(Source data)
-- Begin --

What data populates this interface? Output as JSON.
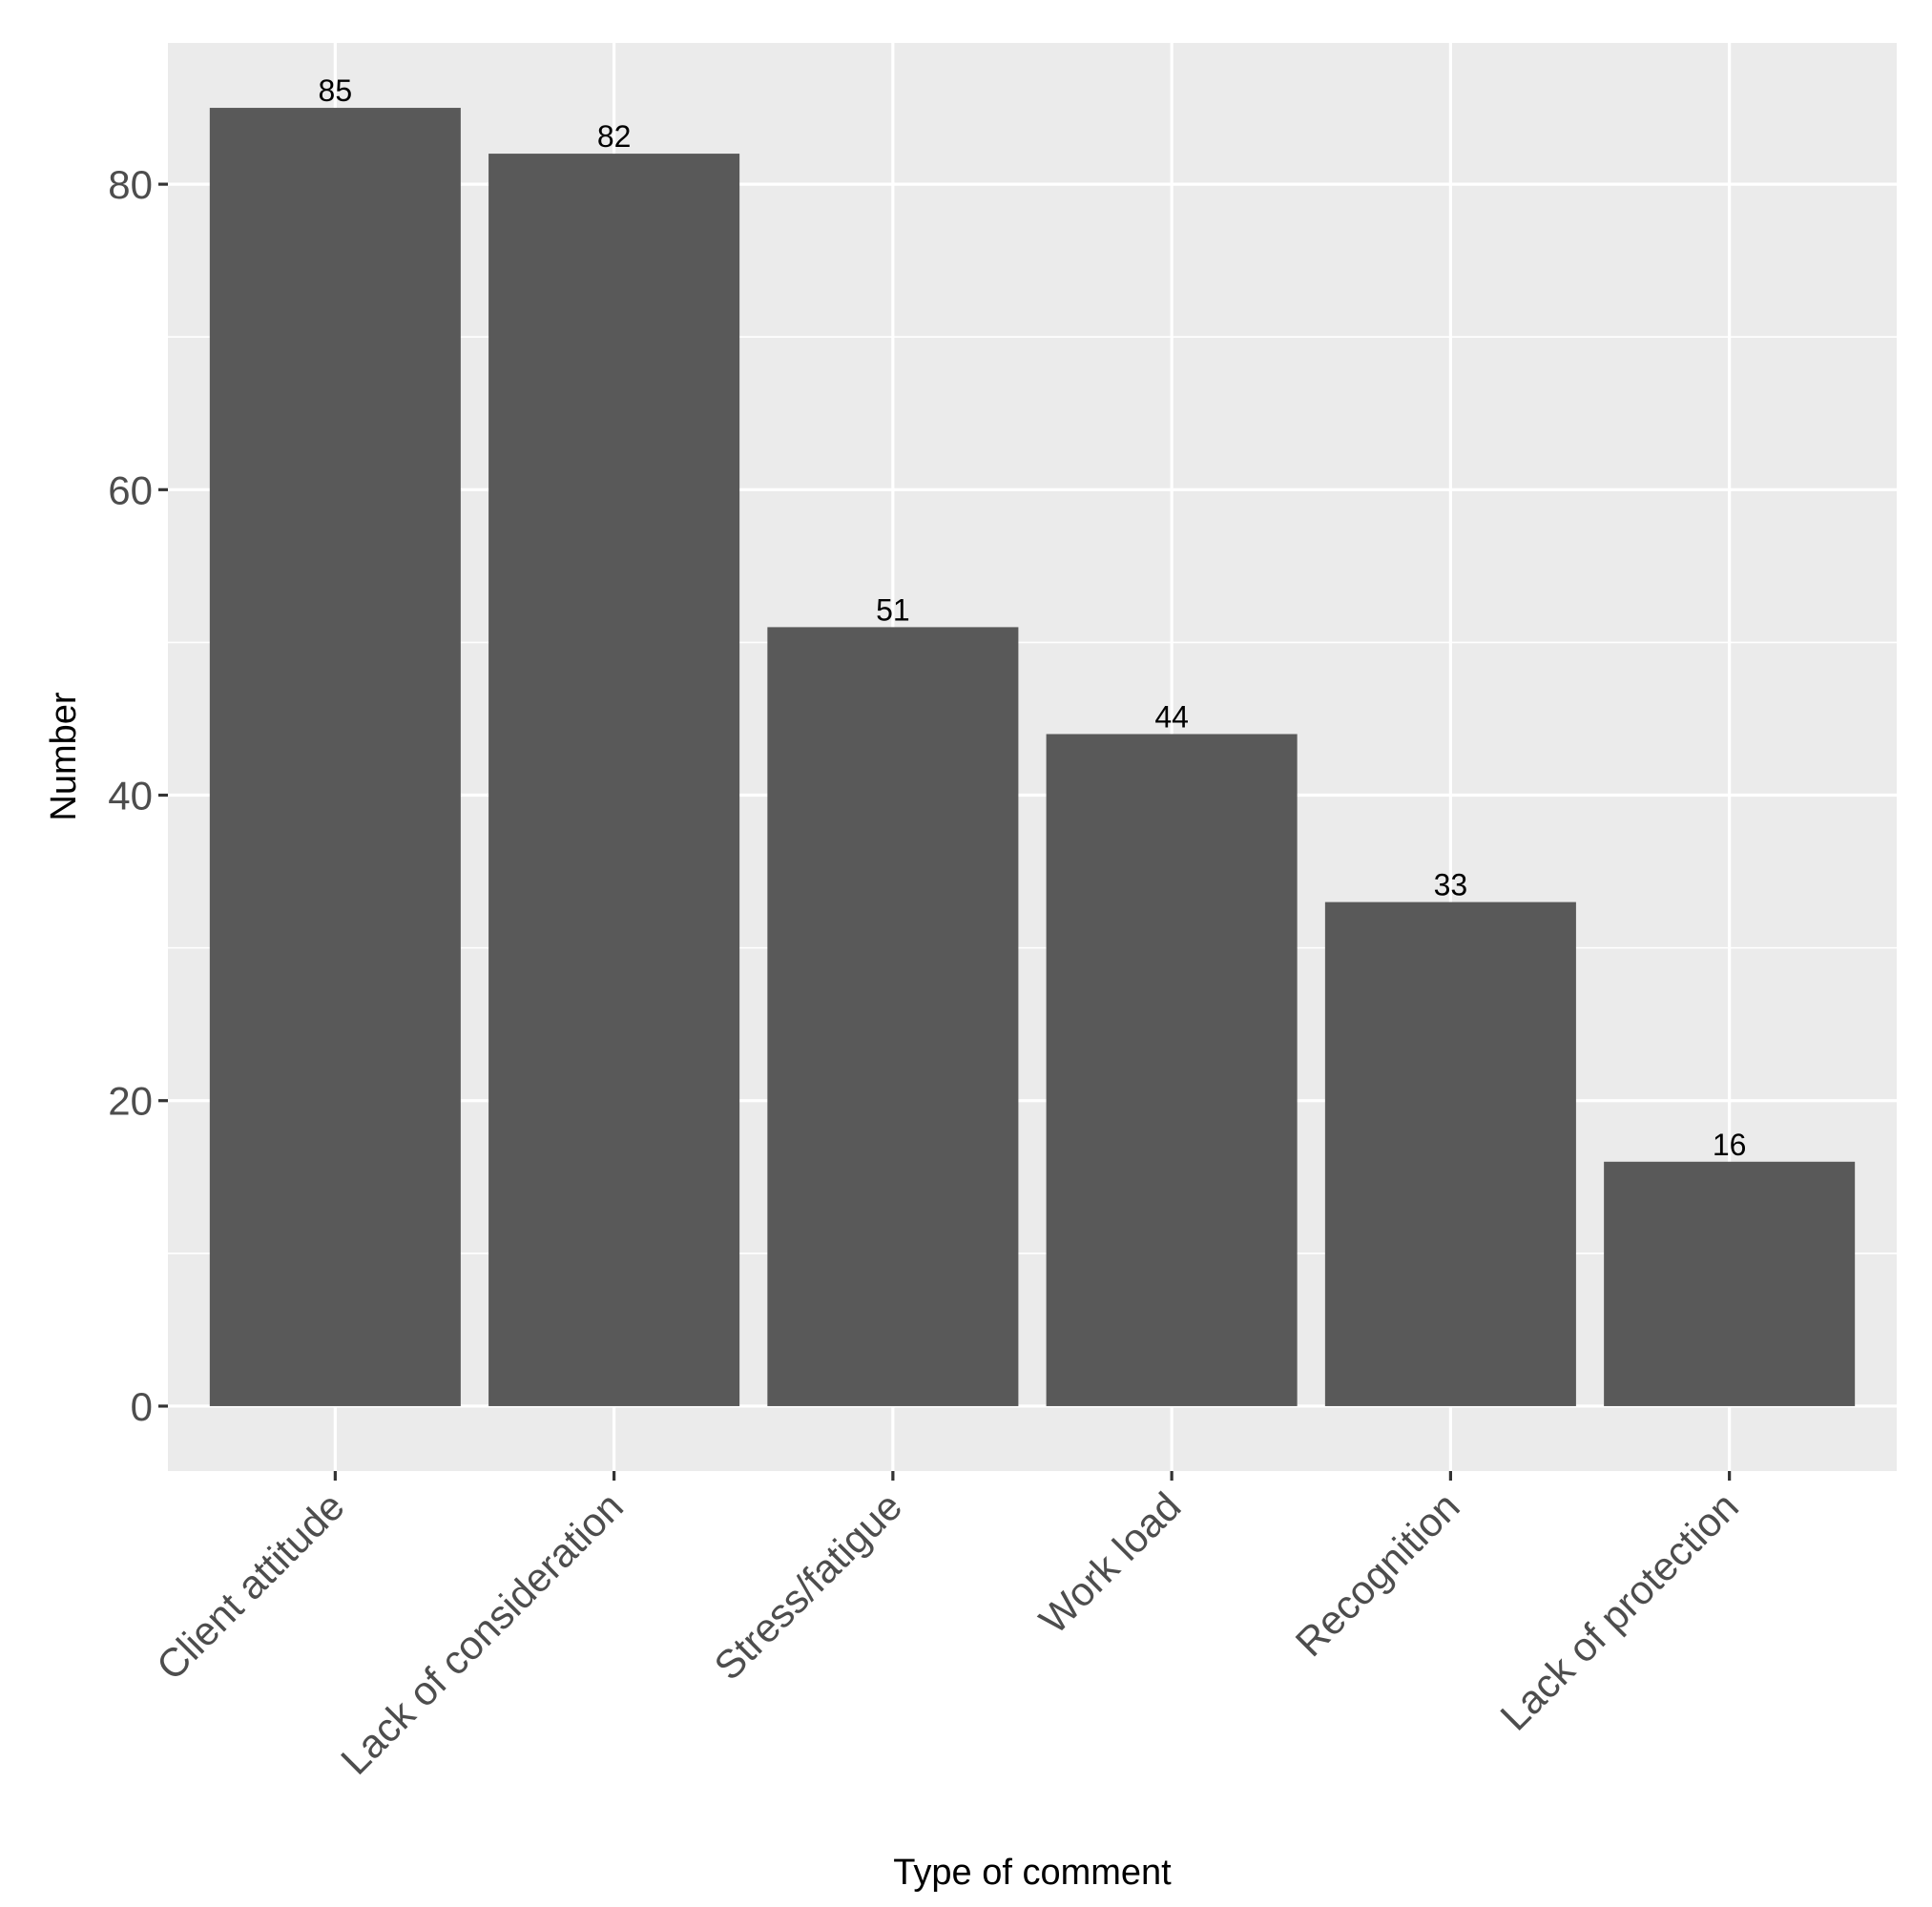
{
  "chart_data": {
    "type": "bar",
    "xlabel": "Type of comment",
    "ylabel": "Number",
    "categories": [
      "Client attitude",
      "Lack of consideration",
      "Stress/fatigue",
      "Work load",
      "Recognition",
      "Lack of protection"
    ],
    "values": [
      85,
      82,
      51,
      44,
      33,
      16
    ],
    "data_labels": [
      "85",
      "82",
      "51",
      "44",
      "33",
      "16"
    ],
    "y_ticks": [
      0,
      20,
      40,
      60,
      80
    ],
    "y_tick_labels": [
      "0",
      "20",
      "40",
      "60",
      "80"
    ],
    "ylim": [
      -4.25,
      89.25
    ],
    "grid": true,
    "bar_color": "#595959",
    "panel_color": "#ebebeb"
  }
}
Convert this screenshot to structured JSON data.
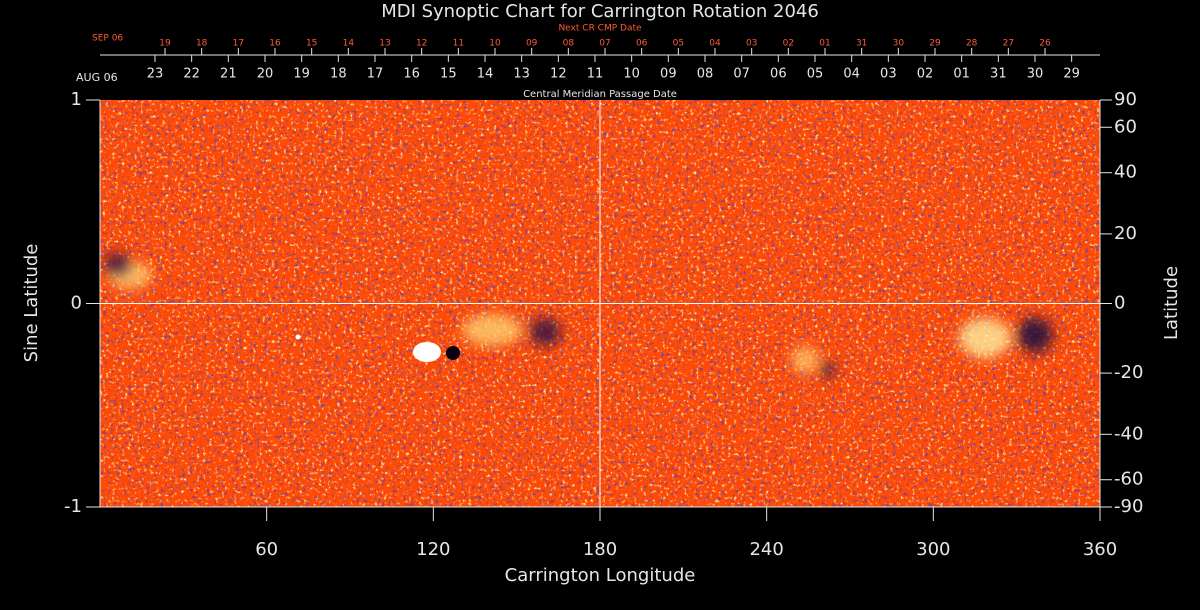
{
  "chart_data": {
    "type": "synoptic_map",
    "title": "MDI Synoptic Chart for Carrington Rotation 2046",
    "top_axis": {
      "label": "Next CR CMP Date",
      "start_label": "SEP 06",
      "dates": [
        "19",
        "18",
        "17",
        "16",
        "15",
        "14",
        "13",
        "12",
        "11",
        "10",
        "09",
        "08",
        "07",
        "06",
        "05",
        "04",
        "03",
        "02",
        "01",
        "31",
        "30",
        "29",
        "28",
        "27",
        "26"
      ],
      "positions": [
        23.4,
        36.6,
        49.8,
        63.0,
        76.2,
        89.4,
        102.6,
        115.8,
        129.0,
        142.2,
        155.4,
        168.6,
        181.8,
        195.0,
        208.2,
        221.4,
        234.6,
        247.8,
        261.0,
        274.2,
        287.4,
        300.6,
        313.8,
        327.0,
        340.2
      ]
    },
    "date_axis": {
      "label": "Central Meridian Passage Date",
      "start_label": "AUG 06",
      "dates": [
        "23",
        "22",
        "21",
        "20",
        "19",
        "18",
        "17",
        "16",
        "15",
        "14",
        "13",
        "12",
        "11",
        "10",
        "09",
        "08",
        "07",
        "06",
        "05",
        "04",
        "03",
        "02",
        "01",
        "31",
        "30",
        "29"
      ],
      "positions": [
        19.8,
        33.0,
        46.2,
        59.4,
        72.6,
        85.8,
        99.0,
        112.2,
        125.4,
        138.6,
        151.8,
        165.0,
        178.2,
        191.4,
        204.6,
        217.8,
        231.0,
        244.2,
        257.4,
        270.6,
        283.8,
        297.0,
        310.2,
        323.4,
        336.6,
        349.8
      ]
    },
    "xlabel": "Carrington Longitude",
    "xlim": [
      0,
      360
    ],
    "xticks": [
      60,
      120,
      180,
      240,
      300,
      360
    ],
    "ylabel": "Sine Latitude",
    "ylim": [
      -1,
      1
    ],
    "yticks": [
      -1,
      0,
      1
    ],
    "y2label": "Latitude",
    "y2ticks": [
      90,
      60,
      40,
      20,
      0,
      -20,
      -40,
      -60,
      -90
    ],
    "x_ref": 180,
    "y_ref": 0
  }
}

-- End --

▶ [Exercise]:
Filter out all lines lacking the word "Latitude" and copy the rest.

▶ [Problem solution]:
    "ylabel": "Sine Latitude",
    "y2label": "Latitude",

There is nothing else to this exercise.